- **EXERCISE DATA**:
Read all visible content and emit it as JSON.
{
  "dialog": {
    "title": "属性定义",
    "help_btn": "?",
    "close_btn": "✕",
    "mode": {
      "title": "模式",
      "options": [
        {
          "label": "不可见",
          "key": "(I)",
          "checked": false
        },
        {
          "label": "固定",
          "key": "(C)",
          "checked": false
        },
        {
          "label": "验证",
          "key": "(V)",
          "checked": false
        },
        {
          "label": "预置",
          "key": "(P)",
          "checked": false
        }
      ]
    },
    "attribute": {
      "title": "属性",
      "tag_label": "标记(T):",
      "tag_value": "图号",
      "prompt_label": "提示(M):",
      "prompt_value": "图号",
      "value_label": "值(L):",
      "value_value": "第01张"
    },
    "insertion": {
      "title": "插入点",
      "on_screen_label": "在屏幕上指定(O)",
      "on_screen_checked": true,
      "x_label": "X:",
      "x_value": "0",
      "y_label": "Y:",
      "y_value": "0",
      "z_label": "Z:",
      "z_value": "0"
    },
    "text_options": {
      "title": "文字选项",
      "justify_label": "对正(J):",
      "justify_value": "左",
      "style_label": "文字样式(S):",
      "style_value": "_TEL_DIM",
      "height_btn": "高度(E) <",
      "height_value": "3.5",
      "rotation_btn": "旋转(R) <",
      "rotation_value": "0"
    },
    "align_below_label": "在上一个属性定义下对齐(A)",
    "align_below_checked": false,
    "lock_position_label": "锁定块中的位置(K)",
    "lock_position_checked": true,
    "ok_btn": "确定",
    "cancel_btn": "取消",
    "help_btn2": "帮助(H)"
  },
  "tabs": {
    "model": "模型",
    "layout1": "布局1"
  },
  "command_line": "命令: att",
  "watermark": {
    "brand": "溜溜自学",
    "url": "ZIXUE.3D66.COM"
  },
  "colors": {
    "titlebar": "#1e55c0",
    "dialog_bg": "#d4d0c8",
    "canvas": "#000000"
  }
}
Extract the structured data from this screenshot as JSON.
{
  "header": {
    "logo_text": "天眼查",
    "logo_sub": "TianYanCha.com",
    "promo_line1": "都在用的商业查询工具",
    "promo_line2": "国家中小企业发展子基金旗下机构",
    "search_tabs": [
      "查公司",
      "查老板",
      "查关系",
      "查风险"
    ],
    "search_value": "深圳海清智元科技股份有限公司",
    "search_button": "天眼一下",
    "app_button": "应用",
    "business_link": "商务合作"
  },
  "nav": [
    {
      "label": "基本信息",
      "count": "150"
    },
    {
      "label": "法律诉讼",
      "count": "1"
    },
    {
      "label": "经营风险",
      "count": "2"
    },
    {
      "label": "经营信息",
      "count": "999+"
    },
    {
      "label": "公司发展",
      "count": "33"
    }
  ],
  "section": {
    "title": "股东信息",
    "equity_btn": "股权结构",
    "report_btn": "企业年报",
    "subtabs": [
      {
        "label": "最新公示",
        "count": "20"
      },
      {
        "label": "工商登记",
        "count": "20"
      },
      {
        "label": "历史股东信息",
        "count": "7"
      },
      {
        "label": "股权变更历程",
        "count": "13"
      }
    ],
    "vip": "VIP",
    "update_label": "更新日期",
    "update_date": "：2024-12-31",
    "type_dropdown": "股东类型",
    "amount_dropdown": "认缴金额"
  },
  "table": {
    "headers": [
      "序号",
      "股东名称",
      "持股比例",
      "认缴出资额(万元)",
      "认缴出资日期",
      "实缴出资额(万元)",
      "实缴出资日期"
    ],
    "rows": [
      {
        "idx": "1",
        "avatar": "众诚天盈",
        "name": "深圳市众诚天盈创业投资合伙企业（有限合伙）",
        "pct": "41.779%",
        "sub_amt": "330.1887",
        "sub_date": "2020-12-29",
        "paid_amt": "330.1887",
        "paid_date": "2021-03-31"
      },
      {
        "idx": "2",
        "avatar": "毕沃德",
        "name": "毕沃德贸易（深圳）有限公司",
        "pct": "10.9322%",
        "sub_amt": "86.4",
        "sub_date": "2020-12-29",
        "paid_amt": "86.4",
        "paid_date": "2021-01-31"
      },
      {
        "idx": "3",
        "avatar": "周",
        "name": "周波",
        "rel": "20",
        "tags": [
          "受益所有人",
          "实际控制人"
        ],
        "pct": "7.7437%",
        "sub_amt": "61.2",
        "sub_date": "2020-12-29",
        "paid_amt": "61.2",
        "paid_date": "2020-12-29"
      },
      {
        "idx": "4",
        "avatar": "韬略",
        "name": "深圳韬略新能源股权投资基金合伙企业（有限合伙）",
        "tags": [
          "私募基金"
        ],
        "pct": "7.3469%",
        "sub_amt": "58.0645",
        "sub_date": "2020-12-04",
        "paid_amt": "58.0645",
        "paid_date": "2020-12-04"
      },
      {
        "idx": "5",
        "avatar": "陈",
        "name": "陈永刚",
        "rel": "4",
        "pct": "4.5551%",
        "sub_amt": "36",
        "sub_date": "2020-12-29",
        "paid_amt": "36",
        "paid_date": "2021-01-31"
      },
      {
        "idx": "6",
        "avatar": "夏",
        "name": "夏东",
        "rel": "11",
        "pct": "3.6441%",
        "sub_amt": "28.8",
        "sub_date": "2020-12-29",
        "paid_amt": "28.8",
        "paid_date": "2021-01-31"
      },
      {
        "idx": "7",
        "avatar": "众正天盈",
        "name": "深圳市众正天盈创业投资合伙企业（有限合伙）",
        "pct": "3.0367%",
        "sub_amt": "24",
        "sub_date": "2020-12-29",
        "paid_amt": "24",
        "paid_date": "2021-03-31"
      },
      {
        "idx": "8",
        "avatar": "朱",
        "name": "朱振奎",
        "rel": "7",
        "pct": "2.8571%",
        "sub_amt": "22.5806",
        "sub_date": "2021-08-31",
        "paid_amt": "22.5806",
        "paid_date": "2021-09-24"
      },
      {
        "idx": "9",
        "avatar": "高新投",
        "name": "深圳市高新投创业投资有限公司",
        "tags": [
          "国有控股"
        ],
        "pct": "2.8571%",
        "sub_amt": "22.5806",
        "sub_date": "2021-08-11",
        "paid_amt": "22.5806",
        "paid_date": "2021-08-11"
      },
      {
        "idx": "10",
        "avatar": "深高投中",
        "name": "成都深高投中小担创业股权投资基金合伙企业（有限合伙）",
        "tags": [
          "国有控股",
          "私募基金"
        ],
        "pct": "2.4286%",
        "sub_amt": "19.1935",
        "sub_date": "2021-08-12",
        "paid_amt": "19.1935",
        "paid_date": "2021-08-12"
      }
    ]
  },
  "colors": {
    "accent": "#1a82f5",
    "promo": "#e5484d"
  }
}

- **SHORT EXERCISE**:
Please copy out each record, character for character.

- **FINISHED EXERCISE**:
Read all visible content and emit it as JSON.
{
  "dialog": {
    "title": "属性定义",
    "help_btn": "?",
    "close_btn": "✕",
    "mode": {
      "title": "模式",
      "options": [
        {
          "label": "不可见",
          "key": "(I)",
          "checked": false
        },
        {
          "label": "固定",
          "key": "(C)",
          "checked": false
        },
        {
          "label": "验证",
          "key": "(V)",
          "checked": false
        },
        {
          "label": "预置",
          "key": "(P)",
          "checked": false
        }
      ]
    },
    "attribute": {
      "title": "属性",
      "tag_label": "标记(T):",
      "tag_value": "图号",
      "prompt_label": "提示(M):",
      "prompt_value": "图号",
      "value_label": "值(L):",
      "value_value": "第01张"
    },
    "insertion": {
      "title": "插入点",
      "on_screen_label": "在屏幕上指定(O)",
      "on_screen_checked": true,
      "x_label": "X:",
      "x_value": "0",
      "y_label": "Y:",
      "y_value": "0",
      "z_label": "Z:",
      "z_value": "0"
    },
    "text_options": {
      "title": "文字选项",
      "justify_label": "对正(J):",
      "justify_value": "左",
      "style_label": "文字样式(S):",
      "style_value": "_TEL_DIM",
      "height_btn": "高度(E) <",
      "height_value": "3.5",
      "rotation_btn": "旋转(R) <",
      "rotation_value": "0"
    },
    "align_below_label": "在上一个属性定义下对齐(A)",
    "align_below_checked": false,
    "lock_position_label": "锁定块中的位置(K)",
    "lock_position_checked": true,
    "ok_btn": "确定",
    "cancel_btn": "取消",
    "help_btn2": "帮助(H)"
  },
  "tabs": {
    "model": "模型",
    "layout1": "布局1"
  },
  "command_line": "命令: att",
  "watermark": {
    "brand": "溜溜自学",
    "url": "ZIXUE.3D66.COM"
  },
  "colors": {
    "titlebar": "#1e55c0",
    "dialog_bg": "#d4d0c8",
    "canvas": "#000000"
  }
}
Extract the structured data from this screenshot as JSON.
{
  "header": {
    "logo_text": "天眼查",
    "logo_sub": "TianYanCha.com",
    "promo_line1": "都在用的商业查询工具",
    "promo_line2": "国家中小企业发展子基金旗下机构",
    "search_tabs": [
      "查公司",
      "查老板",
      "查关系",
      "查风险"
    ],
    "search_value": "深圳海清智元科技股份有限公司",
    "search_button": "天眼一下",
    "app_button": "应用",
    "business_link": "商务合作"
  },
  "nav": [
    {
      "label": "基本信息",
      "count": "150"
    },
    {
      "label": "法律诉讼",
      "count": "1"
    },
    {
      "label": "经营风险",
      "count": "2"
    },
    {
      "label": "经营信息",
      "count": "999+"
    },
    {
      "label": "公司发展",
      "count": "33"
    }
  ],
  "section": {
    "title": "股东信息",
    "equity_btn": "股权结构",
    "report_btn": "企业年报",
    "subtabs": [
      {
        "label": "最新公示",
        "count": "20"
      },
      {
        "label": "工商登记",
        "count": "20"
      },
      {
        "label": "历史股东信息",
        "count": "7"
      },
      {
        "label": "股权变更历程",
        "count": "13"
      }
    ],
    "vip": "VIP",
    "update_label": "更新日期",
    "update_date": "：2024-12-31",
    "type_dropdown": "股东类型",
    "amount_dropdown": "认缴金额"
  },
  "table": {
    "headers": [
      "序号",
      "股东名称",
      "持股比例",
      "认缴出资额(万元)",
      "认缴出资日期",
      "实缴出资额(万元)",
      "实缴出资日期"
    ],
    "rows": [
      {
        "idx": "1",
        "avatar": "众诚天盈",
        "name": "深圳市众诚天盈创业投资合伙企业（有限合伙）",
        "pct": "41.779%",
        "sub_amt": "330.1887",
        "sub_date": "2020-12-29",
        "paid_amt": "330.1887",
        "paid_date": "2021-03-31"
      },
      {
        "idx": "2",
        "avatar": "毕沃德",
        "name": "毕沃德贸易（深圳）有限公司",
        "pct": "10.9322%",
        "sub_amt": "86.4",
        "sub_date": "2020-12-29",
        "paid_amt": "86.4",
        "paid_date": "2021-01-31"
      },
      {
        "idx": "3",
        "avatar": "周",
        "name": "周波",
        "rel": "20",
        "tags": [
          "受益所有人",
          "实际控制人"
        ],
        "pct": "7.7437%",
        "sub_amt": "61.2",
        "sub_date": "2020-12-29",
        "paid_amt": "61.2",
        "paid_date": "2020-12-29"
      },
      {
        "idx": "4",
        "avatar": "韬略",
        "name": "深圳韬略新能源股权投资基金合伙企业（有限合伙）",
        "tags": [
          "私募基金"
        ],
        "pct": "7.3469%",
        "sub_amt": "58.0645",
        "sub_date": "2020-12-04",
        "paid_amt": "58.0645",
        "paid_date": "2020-12-04"
      },
      {
        "idx": "5",
        "avatar": "陈",
        "name": "陈永刚",
        "rel": "4",
        "pct": "4.5551%",
        "sub_amt": "36",
        "sub_date": "2020-12-29",
        "paid_amt": "36",
        "paid_date": "2021-01-31"
      },
      {
        "idx": "6",
        "avatar": "夏",
        "name": "夏东",
        "rel": "11",
        "pct": "3.6441%",
        "sub_amt": "28.8",
        "sub_date": "2020-12-29",
        "paid_amt": "28.8",
        "paid_date": "2021-01-31"
      },
      {
        "idx": "7",
        "avatar": "众正天盈",
        "name": "深圳市众正天盈创业投资合伙企业（有限合伙）",
        "pct": "3.0367%",
        "sub_amt": "24",
        "sub_date": "2020-12-29",
        "paid_amt": "24",
        "paid_date": "2021-03-31"
      },
      {
        "idx": "8",
        "avatar": "朱",
        "name": "朱振奎",
        "rel": "7",
        "pct": "2.8571%",
        "sub_amt": "22.5806",
        "sub_date": "2021-08-31",
        "paid_amt": "22.5806",
        "paid_date": "2021-09-24"
      },
      {
        "idx": "9",
        "avatar": "高新投",
        "name": "深圳市高新投创业投资有限公司",
        "tags": [
          "国有控股"
        ],
        "pct": "2.8571%",
        "sub_amt": "22.5806",
        "sub_date": "2021-08-11",
        "paid_amt": "22.5806",
        "paid_date": "2021-08-11"
      },
      {
        "idx": "10",
        "avatar": "深高投中",
        "name": "成都深高投中小担创业股权投资基金合伙企业（有限合伙）",
        "tags": [
          "国有控股",
          "私募基金"
        ],
        "pct": "2.4286%",
        "sub_amt": "19.1935",
        "sub_date": "2021-08-12",
        "paid_amt": "19.1935",
        "paid_date": "2021-08-12"
      }
    ]
  },
  "colors": {
    "accent": "#1a82f5",
    "promo": "#e5484d"
  }
}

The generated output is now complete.